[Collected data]
--- Start ---

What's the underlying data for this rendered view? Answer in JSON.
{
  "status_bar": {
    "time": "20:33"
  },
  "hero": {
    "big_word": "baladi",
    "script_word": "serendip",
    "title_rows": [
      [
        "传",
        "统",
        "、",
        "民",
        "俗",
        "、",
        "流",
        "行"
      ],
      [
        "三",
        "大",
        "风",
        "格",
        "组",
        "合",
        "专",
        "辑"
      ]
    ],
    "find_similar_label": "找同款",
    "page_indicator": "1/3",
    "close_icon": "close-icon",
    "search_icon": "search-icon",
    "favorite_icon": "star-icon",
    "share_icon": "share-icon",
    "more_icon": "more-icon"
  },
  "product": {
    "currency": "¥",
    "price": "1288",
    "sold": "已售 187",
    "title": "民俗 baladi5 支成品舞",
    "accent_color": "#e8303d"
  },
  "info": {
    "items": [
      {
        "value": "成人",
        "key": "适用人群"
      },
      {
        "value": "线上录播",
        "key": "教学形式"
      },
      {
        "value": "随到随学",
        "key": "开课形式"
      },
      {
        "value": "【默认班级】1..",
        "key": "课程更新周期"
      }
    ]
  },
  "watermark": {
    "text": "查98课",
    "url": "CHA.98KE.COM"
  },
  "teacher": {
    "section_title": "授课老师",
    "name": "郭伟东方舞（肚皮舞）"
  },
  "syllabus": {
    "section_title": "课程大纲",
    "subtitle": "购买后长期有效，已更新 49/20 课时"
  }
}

--- End ---

* _EXERCISE PROMPT_
Recopy the entries above in their entirety, exactly.

* _RESULT OF THE TASK_
What's the underlying data for this rendered view? Answer in JSON.
{
  "status_bar": {
    "time": "20:33"
  },
  "hero": {
    "big_word": "baladi",
    "script_word": "serendip",
    "title_rows": [
      [
        "传",
        "统",
        "、",
        "民",
        "俗",
        "、",
        "流",
        "行"
      ],
      [
        "三",
        "大",
        "风",
        "格",
        "组",
        "合",
        "专",
        "辑"
      ]
    ],
    "find_similar_label": "找同款",
    "page_indicator": "1/3",
    "close_icon": "close-icon",
    "search_icon": "search-icon",
    "favorite_icon": "star-icon",
    "share_icon": "share-icon",
    "more_icon": "more-icon"
  },
  "product": {
    "currency": "¥",
    "price": "1288",
    "sold": "已售 187",
    "title": "民俗 baladi5 支成品舞",
    "accent_color": "#e8303d"
  },
  "info": {
    "items": [
      {
        "value": "成人",
        "key": "适用人群"
      },
      {
        "value": "线上录播",
        "key": "教学形式"
      },
      {
        "value": "随到随学",
        "key": "开课形式"
      },
      {
        "value": "【默认班级】1..",
        "key": "课程更新周期"
      }
    ]
  },
  "watermark": {
    "text": "查98课",
    "url": "CHA.98KE.COM"
  },
  "teacher": {
    "section_title": "授课老师",
    "name": "郭伟东方舞（肚皮舞）"
  },
  "syllabus": {
    "section_title": "课程大纲",
    "subtitle": "购买后长期有效，已更新 49/20 课时"
  }
}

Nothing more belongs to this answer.